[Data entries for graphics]
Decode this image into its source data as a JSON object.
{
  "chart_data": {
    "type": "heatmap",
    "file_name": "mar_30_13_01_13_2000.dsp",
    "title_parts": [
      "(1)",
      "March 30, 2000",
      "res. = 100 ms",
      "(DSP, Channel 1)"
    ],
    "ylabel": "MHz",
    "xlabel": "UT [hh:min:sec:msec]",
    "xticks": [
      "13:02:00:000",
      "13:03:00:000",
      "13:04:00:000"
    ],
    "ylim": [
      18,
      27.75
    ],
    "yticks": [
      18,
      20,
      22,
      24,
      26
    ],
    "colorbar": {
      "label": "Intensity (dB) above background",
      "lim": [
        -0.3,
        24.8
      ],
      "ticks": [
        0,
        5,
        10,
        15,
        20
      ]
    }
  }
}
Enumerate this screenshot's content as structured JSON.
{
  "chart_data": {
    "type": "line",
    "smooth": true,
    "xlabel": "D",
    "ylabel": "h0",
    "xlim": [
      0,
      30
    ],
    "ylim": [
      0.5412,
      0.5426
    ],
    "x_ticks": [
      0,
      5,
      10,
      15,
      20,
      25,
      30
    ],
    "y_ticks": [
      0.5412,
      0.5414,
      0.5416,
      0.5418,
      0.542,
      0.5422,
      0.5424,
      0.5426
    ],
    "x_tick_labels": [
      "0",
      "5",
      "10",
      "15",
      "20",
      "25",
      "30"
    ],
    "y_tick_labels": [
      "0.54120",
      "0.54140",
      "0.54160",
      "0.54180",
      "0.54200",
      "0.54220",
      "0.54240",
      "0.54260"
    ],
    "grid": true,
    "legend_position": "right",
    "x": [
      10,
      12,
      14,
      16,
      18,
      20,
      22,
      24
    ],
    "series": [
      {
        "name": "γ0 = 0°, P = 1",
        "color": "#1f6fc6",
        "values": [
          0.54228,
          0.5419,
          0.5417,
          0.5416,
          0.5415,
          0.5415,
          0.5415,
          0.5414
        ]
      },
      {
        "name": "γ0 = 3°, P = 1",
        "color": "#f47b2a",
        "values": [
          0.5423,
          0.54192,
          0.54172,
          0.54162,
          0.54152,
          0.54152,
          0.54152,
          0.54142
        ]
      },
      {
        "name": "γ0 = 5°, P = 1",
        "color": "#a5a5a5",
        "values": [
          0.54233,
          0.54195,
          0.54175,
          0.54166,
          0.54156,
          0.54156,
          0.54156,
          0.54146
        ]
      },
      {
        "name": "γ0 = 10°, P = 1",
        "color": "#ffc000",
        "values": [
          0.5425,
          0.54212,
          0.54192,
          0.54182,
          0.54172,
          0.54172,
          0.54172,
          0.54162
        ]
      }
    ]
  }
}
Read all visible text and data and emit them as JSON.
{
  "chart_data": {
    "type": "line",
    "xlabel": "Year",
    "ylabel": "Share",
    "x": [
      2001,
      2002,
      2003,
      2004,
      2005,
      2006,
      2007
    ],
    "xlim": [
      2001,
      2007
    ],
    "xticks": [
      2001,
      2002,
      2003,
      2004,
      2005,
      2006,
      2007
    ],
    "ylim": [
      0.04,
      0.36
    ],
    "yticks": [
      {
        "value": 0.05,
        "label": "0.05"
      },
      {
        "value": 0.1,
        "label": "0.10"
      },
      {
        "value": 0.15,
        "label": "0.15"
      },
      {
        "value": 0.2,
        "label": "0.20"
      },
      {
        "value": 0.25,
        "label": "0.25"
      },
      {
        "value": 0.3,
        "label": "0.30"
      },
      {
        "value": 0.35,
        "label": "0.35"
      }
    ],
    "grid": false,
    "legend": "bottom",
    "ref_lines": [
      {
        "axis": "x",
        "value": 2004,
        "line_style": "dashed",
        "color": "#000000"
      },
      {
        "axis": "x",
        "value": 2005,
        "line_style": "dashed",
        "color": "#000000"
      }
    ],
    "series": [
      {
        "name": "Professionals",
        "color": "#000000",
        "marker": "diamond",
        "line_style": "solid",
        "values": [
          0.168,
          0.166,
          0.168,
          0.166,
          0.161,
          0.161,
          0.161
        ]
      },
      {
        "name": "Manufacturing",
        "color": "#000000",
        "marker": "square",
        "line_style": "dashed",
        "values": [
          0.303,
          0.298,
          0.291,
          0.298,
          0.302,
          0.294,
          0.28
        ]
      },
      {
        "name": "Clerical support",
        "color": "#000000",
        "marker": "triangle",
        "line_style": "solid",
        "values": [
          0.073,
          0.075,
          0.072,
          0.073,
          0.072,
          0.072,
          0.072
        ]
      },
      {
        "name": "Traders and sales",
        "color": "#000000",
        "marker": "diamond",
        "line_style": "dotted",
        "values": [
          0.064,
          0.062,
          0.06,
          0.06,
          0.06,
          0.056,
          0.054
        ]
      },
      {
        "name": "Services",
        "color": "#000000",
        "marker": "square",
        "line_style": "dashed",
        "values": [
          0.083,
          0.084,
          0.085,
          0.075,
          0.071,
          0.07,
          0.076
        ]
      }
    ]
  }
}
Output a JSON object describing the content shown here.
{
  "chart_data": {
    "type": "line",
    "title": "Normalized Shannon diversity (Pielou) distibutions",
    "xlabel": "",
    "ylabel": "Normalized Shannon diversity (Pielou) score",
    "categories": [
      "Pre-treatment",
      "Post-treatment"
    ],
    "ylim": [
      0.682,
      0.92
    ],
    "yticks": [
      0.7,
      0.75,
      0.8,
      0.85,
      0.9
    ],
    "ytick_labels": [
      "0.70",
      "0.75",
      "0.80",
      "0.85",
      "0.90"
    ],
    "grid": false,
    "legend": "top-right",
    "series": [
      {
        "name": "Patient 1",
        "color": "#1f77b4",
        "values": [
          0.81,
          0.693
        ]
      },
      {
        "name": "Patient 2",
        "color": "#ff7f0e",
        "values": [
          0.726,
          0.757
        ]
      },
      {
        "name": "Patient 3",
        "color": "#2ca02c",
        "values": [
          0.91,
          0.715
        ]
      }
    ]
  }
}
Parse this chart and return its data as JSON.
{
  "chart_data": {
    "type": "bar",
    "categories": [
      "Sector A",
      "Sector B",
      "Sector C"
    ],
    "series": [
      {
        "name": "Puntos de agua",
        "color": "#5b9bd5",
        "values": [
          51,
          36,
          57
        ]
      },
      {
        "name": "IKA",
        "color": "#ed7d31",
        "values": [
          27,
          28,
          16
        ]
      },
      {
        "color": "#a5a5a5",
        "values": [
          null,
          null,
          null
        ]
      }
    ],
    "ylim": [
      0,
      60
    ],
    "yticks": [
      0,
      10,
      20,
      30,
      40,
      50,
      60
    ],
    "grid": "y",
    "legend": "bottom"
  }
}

What needs to be done:
Using the material above, print every entry exactly as written.

Solution to this task:
Decode this image into its source data as a JSON object.
{
  "chart_data": {
    "type": "heatmap",
    "file_name": "mar_30_13_01_13_2000.dsp",
    "title_parts": [
      "(1)",
      "March 30, 2000",
      "res. = 100 ms",
      "(DSP, Channel 1)"
    ],
    "ylabel": "MHz",
    "xlabel": "UT [hh:min:sec:msec]",
    "xticks": [
      "13:02:00:000",
      "13:03:00:000",
      "13:04:00:000"
    ],
    "ylim": [
      18,
      27.75
    ],
    "yticks": [
      18,
      20,
      22,
      24,
      26
    ],
    "colorbar": {
      "label": "Intensity (dB) above background",
      "lim": [
        -0.3,
        24.8
      ],
      "ticks": [
        0,
        5,
        10,
        15,
        20
      ]
    }
  }
}
Enumerate this screenshot's content as structured JSON.
{
  "chart_data": {
    "type": "line",
    "smooth": true,
    "xlabel": "D",
    "ylabel": "h0",
    "xlim": [
      0,
      30
    ],
    "ylim": [
      0.5412,
      0.5426
    ],
    "x_ticks": [
      0,
      5,
      10,
      15,
      20,
      25,
      30
    ],
    "y_ticks": [
      0.5412,
      0.5414,
      0.5416,
      0.5418,
      0.542,
      0.5422,
      0.5424,
      0.5426
    ],
    "x_tick_labels": [
      "0",
      "5",
      "10",
      "15",
      "20",
      "25",
      "30"
    ],
    "y_tick_labels": [
      "0.54120",
      "0.54140",
      "0.54160",
      "0.54180",
      "0.54200",
      "0.54220",
      "0.54240",
      "0.54260"
    ],
    "grid": true,
    "legend_position": "right",
    "x": [
      10,
      12,
      14,
      16,
      18,
      20,
      22,
      24
    ],
    "series": [
      {
        "name": "γ0 = 0°, P = 1",
        "color": "#1f6fc6",
        "values": [
          0.54228,
          0.5419,
          0.5417,
          0.5416,
          0.5415,
          0.5415,
          0.5415,
          0.5414
        ]
      },
      {
        "name": "γ0 = 3°, P = 1",
        "color": "#f47b2a",
        "values": [
          0.5423,
          0.54192,
          0.54172,
          0.54162,
          0.54152,
          0.54152,
          0.54152,
          0.54142
        ]
      },
      {
        "name": "γ0 = 5°, P = 1",
        "color": "#a5a5a5",
        "values": [
          0.54233,
          0.54195,
          0.54175,
          0.54166,
          0.54156,
          0.54156,
          0.54156,
          0.54146
        ]
      },
      {
        "name": "γ0 = 10°, P = 1",
        "color": "#ffc000",
        "values": [
          0.5425,
          0.54212,
          0.54192,
          0.54182,
          0.54172,
          0.54172,
          0.54172,
          0.54162
        ]
      }
    ]
  }
}
Read all visible text and data and emit them as JSON.
{
  "chart_data": {
    "type": "line",
    "xlabel": "Year",
    "ylabel": "Share",
    "x": [
      2001,
      2002,
      2003,
      2004,
      2005,
      2006,
      2007
    ],
    "xlim": [
      2001,
      2007
    ],
    "xticks": [
      2001,
      2002,
      2003,
      2004,
      2005,
      2006,
      2007
    ],
    "ylim": [
      0.04,
      0.36
    ],
    "yticks": [
      {
        "value": 0.05,
        "label": "0.05"
      },
      {
        "value": 0.1,
        "label": "0.10"
      },
      {
        "value": 0.15,
        "label": "0.15"
      },
      {
        "value": 0.2,
        "label": "0.20"
      },
      {
        "value": 0.25,
        "label": "0.25"
      },
      {
        "value": 0.3,
        "label": "0.30"
      },
      {
        "value": 0.35,
        "label": "0.35"
      }
    ],
    "grid": false,
    "legend": "bottom",
    "ref_lines": [
      {
        "axis": "x",
        "value": 2004,
        "line_style": "dashed",
        "color": "#000000"
      },
      {
        "axis": "x",
        "value": 2005,
        "line_style": "dashed",
        "color": "#000000"
      }
    ],
    "series": [
      {
        "name": "Professionals",
        "color": "#000000",
        "marker": "diamond",
        "line_style": "solid",
        "values": [
          0.168,
          0.166,
          0.168,
          0.166,
          0.161,
          0.161,
          0.161
        ]
      },
      {
        "name": "Manufacturing",
        "color": "#000000",
        "marker": "square",
        "line_style": "dashed",
        "values": [
          0.303,
          0.298,
          0.291,
          0.298,
          0.302,
          0.294,
          0.28
        ]
      },
      {
        "name": "Clerical support",
        "color": "#000000",
        "marker": "triangle",
        "line_style": "solid",
        "values": [
          0.073,
          0.075,
          0.072,
          0.073,
          0.072,
          0.072,
          0.072
        ]
      },
      {
        "name": "Traders and sales",
        "color": "#000000",
        "marker": "diamond",
        "line_style": "dotted",
        "values": [
          0.064,
          0.062,
          0.06,
          0.06,
          0.06,
          0.056,
          0.054
        ]
      },
      {
        "name": "Services",
        "color": "#000000",
        "marker": "square",
        "line_style": "dashed",
        "values": [
          0.083,
          0.084,
          0.085,
          0.075,
          0.071,
          0.07,
          0.076
        ]
      }
    ]
  }
}
Output a JSON object describing the content shown here.
{
  "chart_data": {
    "type": "line",
    "title": "Normalized Shannon diversity (Pielou) distibutions",
    "xlabel": "",
    "ylabel": "Normalized Shannon diversity (Pielou) score",
    "categories": [
      "Pre-treatment",
      "Post-treatment"
    ],
    "ylim": [
      0.682,
      0.92
    ],
    "yticks": [
      0.7,
      0.75,
      0.8,
      0.85,
      0.9
    ],
    "ytick_labels": [
      "0.70",
      "0.75",
      "0.80",
      "0.85",
      "0.90"
    ],
    "grid": false,
    "legend": "top-right",
    "series": [
      {
        "name": "Patient 1",
        "color": "#1f77b4",
        "values": [
          0.81,
          0.693
        ]
      },
      {
        "name": "Patient 2",
        "color": "#ff7f0e",
        "values": [
          0.726,
          0.757
        ]
      },
      {
        "name": "Patient 3",
        "color": "#2ca02c",
        "values": [
          0.91,
          0.715
        ]
      }
    ]
  }
}
Parse this chart and return its data as JSON.
{
  "chart_data": {
    "type": "bar",
    "categories": [
      "Sector A",
      "Sector B",
      "Sector C"
    ],
    "series": [
      {
        "name": "Puntos de agua",
        "color": "#5b9bd5",
        "values": [
          51,
          36,
          57
        ]
      },
      {
        "name": "IKA",
        "color": "#ed7d31",
        "values": [
          27,
          28,
          16
        ]
      },
      {
        "color": "#a5a5a5",
        "values": [
          null,
          null,
          null
        ]
      }
    ],
    "ylim": [
      0,
      60
    ],
    "yticks": [
      0,
      10,
      20,
      30,
      40,
      50,
      60
    ],
    "grid": "y",
    "legend": "bottom"
  }
}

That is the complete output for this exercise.